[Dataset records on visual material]
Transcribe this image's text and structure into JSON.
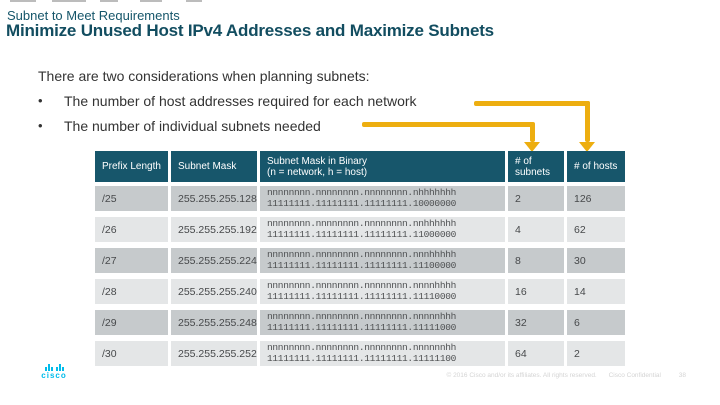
{
  "slide": {
    "pretitle": "Subnet to Meet Requirements",
    "title": "Minimize Unused Host IPv4 Addresses and Maximize Subnets"
  },
  "body": {
    "intro": "There are two considerations when planning subnets:",
    "bullets": [
      "The number of host addresses required for each network",
      "The number of individual subnets needed"
    ]
  },
  "table": {
    "headers": [
      "Prefix Length",
      "Subnet Mask",
      "Subnet Mask in Binary\n(n = network, h = host)",
      "# of subnets",
      "# of hosts"
    ],
    "rows": [
      {
        "prefix_length": "/25",
        "subnet_mask": "255.255.255.128",
        "binary_pattern": "nnnnnnnn.nnnnnnnn.nnnnnnnn.nhhhhhhh",
        "binary_bits": "11111111.11111111.11111111.10000000",
        "num_subnets": "2",
        "num_hosts": "126"
      },
      {
        "prefix_length": "/26",
        "subnet_mask": "255.255.255.192",
        "binary_pattern": "nnnnnnnn.nnnnnnnn.nnnnnnnn.nnhhhhhh",
        "binary_bits": "11111111.11111111.11111111.11000000",
        "num_subnets": "4",
        "num_hosts": "62"
      },
      {
        "prefix_length": "/27",
        "subnet_mask": "255.255.255.224",
        "binary_pattern": "nnnnnnnn.nnnnnnnn.nnnnnnnn.nnnhhhhh",
        "binary_bits": "11111111.11111111.11111111.11100000",
        "num_subnets": "8",
        "num_hosts": "30"
      },
      {
        "prefix_length": "/28",
        "subnet_mask": "255.255.255.240",
        "binary_pattern": "nnnnnnnn.nnnnnnnn.nnnnnnnn.nnnnhhhh",
        "binary_bits": "11111111.11111111.11111111.11110000",
        "num_subnets": "16",
        "num_hosts": "14"
      },
      {
        "prefix_length": "/29",
        "subnet_mask": "255.255.255.248",
        "binary_pattern": "nnnnnnnn.nnnnnnnn.nnnnnnnn.nnnnnhhh",
        "binary_bits": "11111111.11111111.11111111.11111000",
        "num_subnets": "32",
        "num_hosts": "6"
      },
      {
        "prefix_length": "/30",
        "subnet_mask": "255.255.255.252",
        "binary_pattern": "nnnnnnnn.nnnnnnnn.nnnnnnnn.nnnnnnhh",
        "binary_bits": "11111111.11111111.11111111.11111100",
        "num_subnets": "64",
        "num_hosts": "2"
      }
    ]
  },
  "footer": {
    "copyright": "© 2016  Cisco and/or its affiliates. All rights reserved.",
    "confidential": "Cisco Confidential",
    "page_number": "38",
    "logo_text": "cisco"
  },
  "colors": {
    "title_teal": "#124d60",
    "table_header_teal": "#17566b",
    "row_dark_gray": "#c6cacc",
    "row_light_gray": "#e4e6e7",
    "arrow_yellow": "#edae10",
    "logo_blue": "#00bceb"
  }
}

*Work required:*
Every line above should be returned exactly; the pictures stay out.

*The reply:*
Transcribe this image's text and structure into JSON.
{
  "slide": {
    "pretitle": "Subnet to Meet Requirements",
    "title": "Minimize Unused Host IPv4 Addresses and Maximize Subnets"
  },
  "body": {
    "intro": "There are two considerations when planning subnets:",
    "bullets": [
      "The number of host addresses required for each network",
      "The number of individual subnets needed"
    ]
  },
  "table": {
    "headers": [
      "Prefix Length",
      "Subnet Mask",
      "Subnet Mask in Binary\n(n = network, h = host)",
      "# of subnets",
      "# of hosts"
    ],
    "rows": [
      {
        "prefix_length": "/25",
        "subnet_mask": "255.255.255.128",
        "binary_pattern": "nnnnnnnn.nnnnnnnn.nnnnnnnn.nhhhhhhh",
        "binary_bits": "11111111.11111111.11111111.10000000",
        "num_subnets": "2",
        "num_hosts": "126"
      },
      {
        "prefix_length": "/26",
        "subnet_mask": "255.255.255.192",
        "binary_pattern": "nnnnnnnn.nnnnnnnn.nnnnnnnn.nnhhhhhh",
        "binary_bits": "11111111.11111111.11111111.11000000",
        "num_subnets": "4",
        "num_hosts": "62"
      },
      {
        "prefix_length": "/27",
        "subnet_mask": "255.255.255.224",
        "binary_pattern": "nnnnnnnn.nnnnnnnn.nnnnnnnn.nnnhhhhh",
        "binary_bits": "11111111.11111111.11111111.11100000",
        "num_subnets": "8",
        "num_hosts": "30"
      },
      {
        "prefix_length": "/28",
        "subnet_mask": "255.255.255.240",
        "binary_pattern": "nnnnnnnn.nnnnnnnn.nnnnnnnn.nnnnhhhh",
        "binary_bits": "11111111.11111111.11111111.11110000",
        "num_subnets": "16",
        "num_hosts": "14"
      },
      {
        "prefix_length": "/29",
        "subnet_mask": "255.255.255.248",
        "binary_pattern": "nnnnnnnn.nnnnnnnn.nnnnnnnn.nnnnnhhh",
        "binary_bits": "11111111.11111111.11111111.11111000",
        "num_subnets": "32",
        "num_hosts": "6"
      },
      {
        "prefix_length": "/30",
        "subnet_mask": "255.255.255.252",
        "binary_pattern": "nnnnnnnn.nnnnnnnn.nnnnnnnn.nnnnnnhh",
        "binary_bits": "11111111.11111111.11111111.11111100",
        "num_subnets": "64",
        "num_hosts": "2"
      }
    ]
  },
  "footer": {
    "copyright": "© 2016  Cisco and/or its affiliates. All rights reserved.",
    "confidential": "Cisco Confidential",
    "page_number": "38",
    "logo_text": "cisco"
  },
  "colors": {
    "title_teal": "#124d60",
    "table_header_teal": "#17566b",
    "row_dark_gray": "#c6cacc",
    "row_light_gray": "#e4e6e7",
    "arrow_yellow": "#edae10",
    "logo_blue": "#00bceb"
  }
}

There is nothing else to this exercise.